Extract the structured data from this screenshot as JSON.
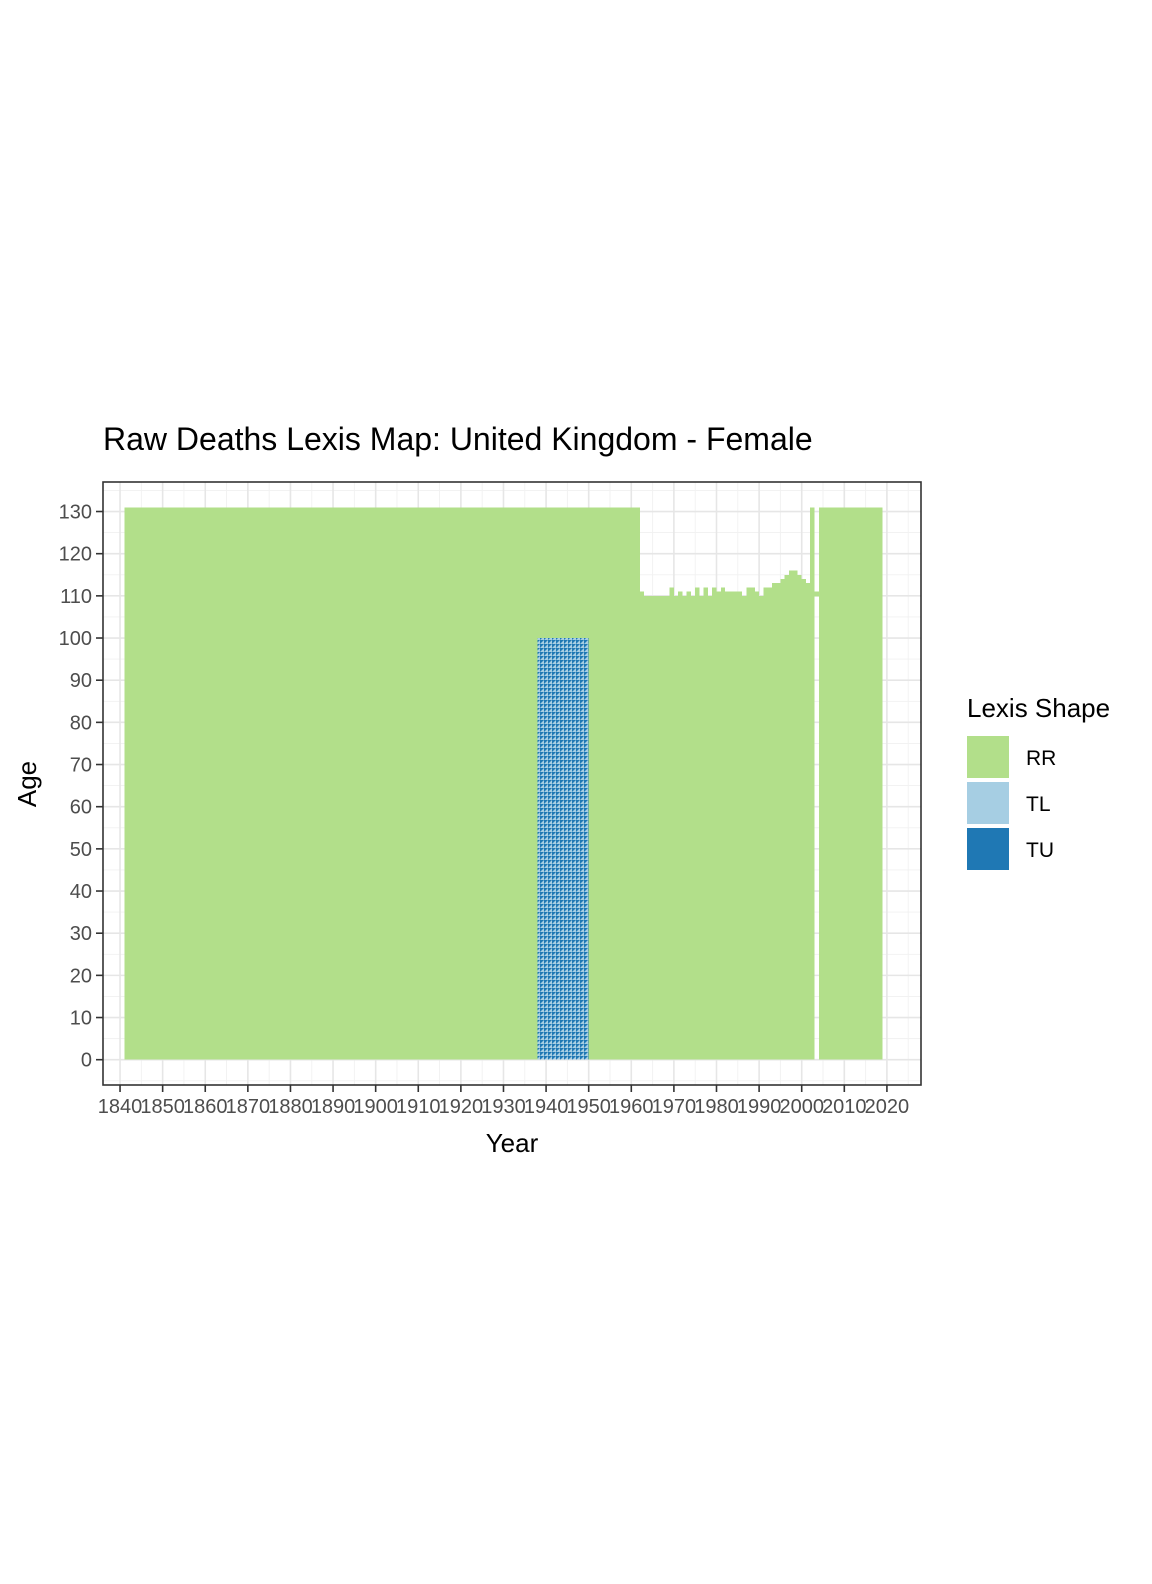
{
  "chart_data": {
    "type": "heatmap",
    "title": "Raw Deaths Lexis Map: United Kingdom - Female",
    "xlabel": "Year",
    "ylabel": "Age",
    "xlim": [
      1836,
      2028
    ],
    "ylim": [
      -6,
      137
    ],
    "x_ticks": [
      1840,
      1850,
      1860,
      1870,
      1880,
      1890,
      1900,
      1910,
      1920,
      1930,
      1940,
      1950,
      1960,
      1970,
      1980,
      1990,
      2000,
      2010,
      2020
    ],
    "y_ticks": [
      0,
      10,
      20,
      30,
      40,
      50,
      60,
      70,
      80,
      90,
      100,
      110,
      120,
      130
    ],
    "grid": true,
    "legend": {
      "title": "Lexis Shape",
      "position": "right",
      "entries": [
        {
          "label": "RR",
          "color": "#b2df8a"
        },
        {
          "label": "TL",
          "color": "#a6cee3"
        },
        {
          "label": "TU",
          "color": "#1f78b4"
        }
      ]
    },
    "regions": [
      {
        "shape": "RR",
        "x": [
          1841,
          1938
        ],
        "y": [
          0,
          131
        ]
      },
      {
        "shape": "TL/TU",
        "x": [
          1938,
          1950
        ],
        "y": [
          0,
          100
        ]
      },
      {
        "shape": "RR",
        "x": [
          1938,
          1950
        ],
        "y": [
          100,
          131
        ]
      },
      {
        "shape": "RR",
        "x": [
          1950,
          1962
        ],
        "y": [
          0,
          131
        ]
      },
      {
        "shape": "RR",
        "x": [
          1962,
          2002
        ],
        "y": [
          0,
          110
        ]
      },
      {
        "shape": "RR",
        "x": [
          2002,
          2003
        ],
        "y": [
          0,
          131
        ]
      },
      {
        "shape": "RR",
        "x": [
          2004,
          2019
        ],
        "y": [
          0,
          131
        ]
      }
    ],
    "ragged_top": [
      {
        "year": 1962,
        "max_age": 111
      },
      {
        "year": 1963,
        "max_age": 109
      },
      {
        "year": 1964,
        "max_age": 110
      },
      {
        "year": 1965,
        "max_age": 108
      },
      {
        "year": 1966,
        "max_age": 110
      },
      {
        "year": 1967,
        "max_age": 109
      },
      {
        "year": 1968,
        "max_age": 110
      },
      {
        "year": 1969,
        "max_age": 112
      },
      {
        "year": 1970,
        "max_age": 110
      },
      {
        "year": 1971,
        "max_age": 111
      },
      {
        "year": 1972,
        "max_age": 110
      },
      {
        "year": 1973,
        "max_age": 111
      },
      {
        "year": 1974,
        "max_age": 110
      },
      {
        "year": 1975,
        "max_age": 112
      },
      {
        "year": 1976,
        "max_age": 110
      },
      {
        "year": 1977,
        "max_age": 112
      },
      {
        "year": 1978,
        "max_age": 110
      },
      {
        "year": 1979,
        "max_age": 112
      },
      {
        "year": 1980,
        "max_age": 111
      },
      {
        "year": 1981,
        "max_age": 112
      },
      {
        "year": 1982,
        "max_age": 111
      },
      {
        "year": 1983,
        "max_age": 111
      },
      {
        "year": 1984,
        "max_age": 111
      },
      {
        "year": 1985,
        "max_age": 111
      },
      {
        "year": 1986,
        "max_age": 110
      },
      {
        "year": 1987,
        "max_age": 112
      },
      {
        "year": 1988,
        "max_age": 112
      },
      {
        "year": 1989,
        "max_age": 111
      },
      {
        "year": 1990,
        "max_age": 110
      },
      {
        "year": 1991,
        "max_age": 112
      },
      {
        "year": 1992,
        "max_age": 112
      },
      {
        "year": 1993,
        "max_age": 113
      },
      {
        "year": 1994,
        "max_age": 113
      },
      {
        "year": 1995,
        "max_age": 114
      },
      {
        "year": 1996,
        "max_age": 115
      },
      {
        "year": 1997,
        "max_age": 116
      },
      {
        "year": 1998,
        "max_age": 116
      },
      {
        "year": 1999,
        "max_age": 115
      },
      {
        "year": 2000,
        "max_age": 114
      },
      {
        "year": 2001,
        "max_age": 113
      },
      {
        "year": 2003,
        "max_age": 111
      }
    ]
  }
}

Instructions for the task => Transcribe the complete set of entries verbatim. No pictures belong in the copy.

In response =>
Extract the structured data from this screenshot as JSON.
{
  "chart_data": {
    "type": "heatmap",
    "title": "Raw Deaths Lexis Map: United Kingdom - Female",
    "xlabel": "Year",
    "ylabel": "Age",
    "xlim": [
      1836,
      2028
    ],
    "ylim": [
      -6,
      137
    ],
    "x_ticks": [
      1840,
      1850,
      1860,
      1870,
      1880,
      1890,
      1900,
      1910,
      1920,
      1930,
      1940,
      1950,
      1960,
      1970,
      1980,
      1990,
      2000,
      2010,
      2020
    ],
    "y_ticks": [
      0,
      10,
      20,
      30,
      40,
      50,
      60,
      70,
      80,
      90,
      100,
      110,
      120,
      130
    ],
    "grid": true,
    "legend": {
      "title": "Lexis Shape",
      "position": "right",
      "entries": [
        {
          "label": "RR",
          "color": "#b2df8a"
        },
        {
          "label": "TL",
          "color": "#a6cee3"
        },
        {
          "label": "TU",
          "color": "#1f78b4"
        }
      ]
    },
    "regions": [
      {
        "shape": "RR",
        "x": [
          1841,
          1938
        ],
        "y": [
          0,
          131
        ]
      },
      {
        "shape": "TL/TU",
        "x": [
          1938,
          1950
        ],
        "y": [
          0,
          100
        ]
      },
      {
        "shape": "RR",
        "x": [
          1938,
          1950
        ],
        "y": [
          100,
          131
        ]
      },
      {
        "shape": "RR",
        "x": [
          1950,
          1962
        ],
        "y": [
          0,
          131
        ]
      },
      {
        "shape": "RR",
        "x": [
          1962,
          2002
        ],
        "y": [
          0,
          110
        ]
      },
      {
        "shape": "RR",
        "x": [
          2002,
          2003
        ],
        "y": [
          0,
          131
        ]
      },
      {
        "shape": "RR",
        "x": [
          2004,
          2019
        ],
        "y": [
          0,
          131
        ]
      }
    ],
    "ragged_top": [
      {
        "year": 1962,
        "max_age": 111
      },
      {
        "year": 1963,
        "max_age": 109
      },
      {
        "year": 1964,
        "max_age": 110
      },
      {
        "year": 1965,
        "max_age": 108
      },
      {
        "year": 1966,
        "max_age": 110
      },
      {
        "year": 1967,
        "max_age": 109
      },
      {
        "year": 1968,
        "max_age": 110
      },
      {
        "year": 1969,
        "max_age": 112
      },
      {
        "year": 1970,
        "max_age": 110
      },
      {
        "year": 1971,
        "max_age": 111
      },
      {
        "year": 1972,
        "max_age": 110
      },
      {
        "year": 1973,
        "max_age": 111
      },
      {
        "year": 1974,
        "max_age": 110
      },
      {
        "year": 1975,
        "max_age": 112
      },
      {
        "year": 1976,
        "max_age": 110
      },
      {
        "year": 1977,
        "max_age": 112
      },
      {
        "year": 1978,
        "max_age": 110
      },
      {
        "year": 1979,
        "max_age": 112
      },
      {
        "year": 1980,
        "max_age": 111
      },
      {
        "year": 1981,
        "max_age": 112
      },
      {
        "year": 1982,
        "max_age": 111
      },
      {
        "year": 1983,
        "max_age": 111
      },
      {
        "year": 1984,
        "max_age": 111
      },
      {
        "year": 1985,
        "max_age": 111
      },
      {
        "year": 1986,
        "max_age": 110
      },
      {
        "year": 1987,
        "max_age": 112
      },
      {
        "year": 1988,
        "max_age": 112
      },
      {
        "year": 1989,
        "max_age": 111
      },
      {
        "year": 1990,
        "max_age": 110
      },
      {
        "year": 1991,
        "max_age": 112
      },
      {
        "year": 1992,
        "max_age": 112
      },
      {
        "year": 1993,
        "max_age": 113
      },
      {
        "year": 1994,
        "max_age": 113
      },
      {
        "year": 1995,
        "max_age": 114
      },
      {
        "year": 1996,
        "max_age": 115
      },
      {
        "year": 1997,
        "max_age": 116
      },
      {
        "year": 1998,
        "max_age": 116
      },
      {
        "year": 1999,
        "max_age": 115
      },
      {
        "year": 2000,
        "max_age": 114
      },
      {
        "year": 2001,
        "max_age": 113
      },
      {
        "year": 2003,
        "max_age": 111
      }
    ]
  }
}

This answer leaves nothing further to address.